-- Begin Information shown --

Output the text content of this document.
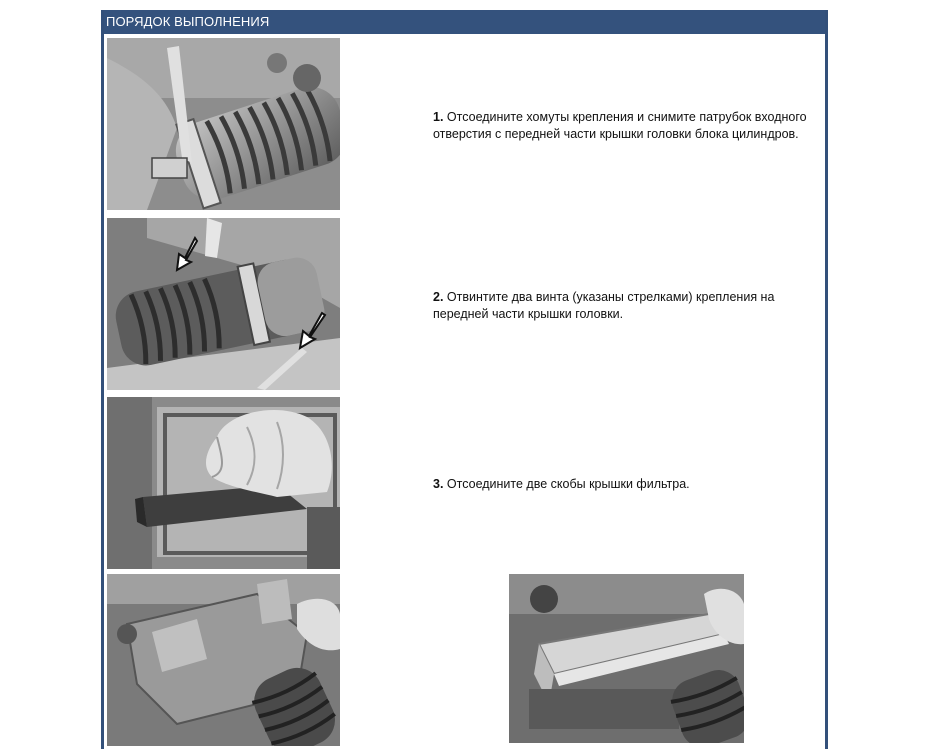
ПОРЯДОК ВЫПОЛНЕНИЯ
1. Отсоедините хомуты крепления и снимите патрубок входного отверстия с передней части крышки головки блока цилиндров.
2. Отвинтите два винта (указаны стрелками) крепления на передней части крышки головки.
3. Отсоедините две скобы крышки фильтра.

-- End Information shown --

- **Aim of the task**: Lines of the listing that contain the word "передней" are to be counted; report only their number.

- **Finished task**: 2